**Stored items:**
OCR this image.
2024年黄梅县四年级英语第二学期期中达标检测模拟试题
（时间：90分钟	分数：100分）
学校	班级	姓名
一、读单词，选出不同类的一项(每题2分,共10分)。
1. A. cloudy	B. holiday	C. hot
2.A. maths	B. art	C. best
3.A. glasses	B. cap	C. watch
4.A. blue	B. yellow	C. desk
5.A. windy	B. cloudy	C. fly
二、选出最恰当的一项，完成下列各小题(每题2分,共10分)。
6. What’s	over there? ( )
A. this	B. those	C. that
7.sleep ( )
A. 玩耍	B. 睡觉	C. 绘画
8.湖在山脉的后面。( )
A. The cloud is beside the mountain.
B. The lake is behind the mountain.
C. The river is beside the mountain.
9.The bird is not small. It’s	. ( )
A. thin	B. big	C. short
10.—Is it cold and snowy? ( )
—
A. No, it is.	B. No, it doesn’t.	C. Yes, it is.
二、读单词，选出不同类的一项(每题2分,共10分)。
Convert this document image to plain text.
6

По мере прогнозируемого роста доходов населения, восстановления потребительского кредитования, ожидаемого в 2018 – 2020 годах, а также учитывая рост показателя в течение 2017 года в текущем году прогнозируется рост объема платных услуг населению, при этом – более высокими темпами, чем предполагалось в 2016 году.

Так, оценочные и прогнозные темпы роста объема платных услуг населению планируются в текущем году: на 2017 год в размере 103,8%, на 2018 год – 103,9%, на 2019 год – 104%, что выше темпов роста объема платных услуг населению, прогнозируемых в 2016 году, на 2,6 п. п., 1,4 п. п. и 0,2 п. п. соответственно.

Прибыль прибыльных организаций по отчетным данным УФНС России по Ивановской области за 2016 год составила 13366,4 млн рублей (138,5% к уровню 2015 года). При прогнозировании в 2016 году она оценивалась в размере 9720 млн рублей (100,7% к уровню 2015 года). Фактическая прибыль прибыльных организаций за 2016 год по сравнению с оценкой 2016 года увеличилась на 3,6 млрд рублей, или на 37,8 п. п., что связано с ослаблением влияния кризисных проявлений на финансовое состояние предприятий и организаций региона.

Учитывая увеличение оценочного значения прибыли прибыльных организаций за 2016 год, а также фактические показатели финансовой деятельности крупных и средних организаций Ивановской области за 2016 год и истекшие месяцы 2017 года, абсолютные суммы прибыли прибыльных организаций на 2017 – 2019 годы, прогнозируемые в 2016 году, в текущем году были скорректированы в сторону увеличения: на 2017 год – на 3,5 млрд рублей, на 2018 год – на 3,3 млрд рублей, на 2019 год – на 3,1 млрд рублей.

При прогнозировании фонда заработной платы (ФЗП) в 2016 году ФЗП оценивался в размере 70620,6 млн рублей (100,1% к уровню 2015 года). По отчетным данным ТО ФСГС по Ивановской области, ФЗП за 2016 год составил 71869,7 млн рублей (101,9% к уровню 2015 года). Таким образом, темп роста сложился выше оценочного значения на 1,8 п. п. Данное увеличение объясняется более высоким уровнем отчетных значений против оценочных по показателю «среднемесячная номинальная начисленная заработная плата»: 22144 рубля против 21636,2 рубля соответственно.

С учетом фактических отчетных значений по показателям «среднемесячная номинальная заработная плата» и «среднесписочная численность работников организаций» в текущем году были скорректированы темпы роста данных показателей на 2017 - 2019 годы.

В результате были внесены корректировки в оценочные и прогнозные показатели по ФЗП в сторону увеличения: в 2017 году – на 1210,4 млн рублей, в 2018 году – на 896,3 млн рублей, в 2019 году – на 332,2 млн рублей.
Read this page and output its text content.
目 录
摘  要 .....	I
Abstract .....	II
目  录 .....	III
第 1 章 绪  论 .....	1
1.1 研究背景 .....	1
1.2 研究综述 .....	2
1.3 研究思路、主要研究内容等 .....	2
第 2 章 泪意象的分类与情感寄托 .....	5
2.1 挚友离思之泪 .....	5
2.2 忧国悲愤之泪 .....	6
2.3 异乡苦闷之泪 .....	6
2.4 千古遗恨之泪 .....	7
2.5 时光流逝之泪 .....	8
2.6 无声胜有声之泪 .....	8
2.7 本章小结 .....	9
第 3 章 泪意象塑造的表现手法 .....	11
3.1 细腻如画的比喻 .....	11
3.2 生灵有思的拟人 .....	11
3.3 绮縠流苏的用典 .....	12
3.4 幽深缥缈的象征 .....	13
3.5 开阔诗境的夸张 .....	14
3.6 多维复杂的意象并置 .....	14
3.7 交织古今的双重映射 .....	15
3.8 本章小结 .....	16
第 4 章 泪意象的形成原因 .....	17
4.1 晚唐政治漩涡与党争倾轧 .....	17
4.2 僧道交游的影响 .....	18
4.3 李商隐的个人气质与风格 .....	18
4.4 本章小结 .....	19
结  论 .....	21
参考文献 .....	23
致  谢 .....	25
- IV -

**Stated exercise:**
Your task is to collect every line above that contains the word "прогнозировании".

**Solved problem:**
Прибыль прибыльных организаций по отчетным данным УФНС России по Ивановской области за 2016 год составила 13366,4 млн рублей (138,5% к уровню 2015 года). При прогнозировании в 2016 году она оценивалась в размере 9720 млн рублей (100,7% к уровню 2015 года). Фактическая прибыль прибыльных организаций за 2016 год по сравнению с оценкой 2016 года увеличилась на 3,6 млрд рублей, или на 37,8 п. п., что связано с ослаблением влияния кризисных проявлений на финансовое состояние предприятий и организаций региона.
При прогнозировании фонда заработной платы (ФЗП) в 2016 году ФЗП оценивался в размере 70620,6 млн рублей (100,1% к уровню 2015 года). По отчетным данным ТО ФСГС по Ивановской области, ФЗП за 2016 год составил 71869,7 млн рублей (101,9% к уровню 2015 года). Таким образом, темп роста сложился выше оценочного значения на 1,8 п. п. Данное увеличение объясняется более высоким уровнем отчетных значений против оценочных по показателю «среднемесячная номинальная начисленная заработная плата»: 22144 рубля против 21636,2 рубля соответственно.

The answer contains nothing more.